* [Work to be completed] Transcribe every line of the records verbatim.

* [Records provided]
▼▼▼

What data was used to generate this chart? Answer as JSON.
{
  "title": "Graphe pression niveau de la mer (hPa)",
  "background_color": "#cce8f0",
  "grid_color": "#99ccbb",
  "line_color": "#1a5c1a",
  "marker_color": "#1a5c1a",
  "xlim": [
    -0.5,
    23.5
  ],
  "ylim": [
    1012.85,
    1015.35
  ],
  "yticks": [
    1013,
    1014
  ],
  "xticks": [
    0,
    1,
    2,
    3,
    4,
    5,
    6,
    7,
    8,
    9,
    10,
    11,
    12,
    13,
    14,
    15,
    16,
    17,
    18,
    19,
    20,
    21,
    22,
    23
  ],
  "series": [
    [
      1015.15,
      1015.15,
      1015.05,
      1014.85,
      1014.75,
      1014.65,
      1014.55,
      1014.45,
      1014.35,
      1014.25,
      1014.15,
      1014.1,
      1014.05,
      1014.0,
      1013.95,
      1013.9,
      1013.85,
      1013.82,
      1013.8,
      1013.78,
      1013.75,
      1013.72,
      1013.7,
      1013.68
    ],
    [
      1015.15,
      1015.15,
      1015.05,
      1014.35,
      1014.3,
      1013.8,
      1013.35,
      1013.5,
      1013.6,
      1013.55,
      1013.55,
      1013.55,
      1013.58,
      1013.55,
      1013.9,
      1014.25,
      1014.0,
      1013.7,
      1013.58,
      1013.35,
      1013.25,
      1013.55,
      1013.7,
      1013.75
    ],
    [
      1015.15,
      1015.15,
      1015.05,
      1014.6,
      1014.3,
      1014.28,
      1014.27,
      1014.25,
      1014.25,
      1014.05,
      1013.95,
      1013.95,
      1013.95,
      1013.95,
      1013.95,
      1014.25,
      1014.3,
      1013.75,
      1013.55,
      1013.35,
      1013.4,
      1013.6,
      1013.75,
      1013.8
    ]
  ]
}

▲▲▲

* [Finished task]
What data was used to generate this chart? Answer as JSON.
{
  "title": "Graphe pression niveau de la mer (hPa)",
  "background_color": "#cce8f0",
  "grid_color": "#99ccbb",
  "line_color": "#1a5c1a",
  "marker_color": "#1a5c1a",
  "xlim": [
    -0.5,
    23.5
  ],
  "ylim": [
    1012.85,
    1015.35
  ],
  "yticks": [
    1013,
    1014
  ],
  "xticks": [
    0,
    1,
    2,
    3,
    4,
    5,
    6,
    7,
    8,
    9,
    10,
    11,
    12,
    13,
    14,
    15,
    16,
    17,
    18,
    19,
    20,
    21,
    22,
    23
  ],
  "series": [
    [
      1015.15,
      1015.15,
      1015.05,
      1014.85,
      1014.75,
      1014.65,
      1014.55,
      1014.45,
      1014.35,
      1014.25,
      1014.15,
      1014.1,
      1014.05,
      1014.0,
      1013.95,
      1013.9,
      1013.85,
      1013.82,
      1013.8,
      1013.78,
      1013.75,
      1013.72,
      1013.7,
      1013.68
    ],
    [
      1015.15,
      1015.15,
      1015.05,
      1014.35,
      1014.3,
      1013.8,
      1013.35,
      1013.5,
      1013.6,
      1013.55,
      1013.55,
      1013.55,
      1013.58,
      1013.55,
      1013.9,
      1014.25,
      1014.0,
      1013.7,
      1013.58,
      1013.35,
      1013.25,
      1013.55,
      1013.7,
      1013.75
    ],
    [
      1015.15,
      1015.15,
      1015.05,
      1014.6,
      1014.3,
      1014.28,
      1014.27,
      1014.25,
      1014.25,
      1014.05,
      1013.95,
      1013.95,
      1013.95,
      1013.95,
      1013.95,
      1014.25,
      1014.3,
      1013.75,
      1013.55,
      1013.35,
      1013.4,
      1013.6,
      1013.75,
      1013.8
    ]
  ]
}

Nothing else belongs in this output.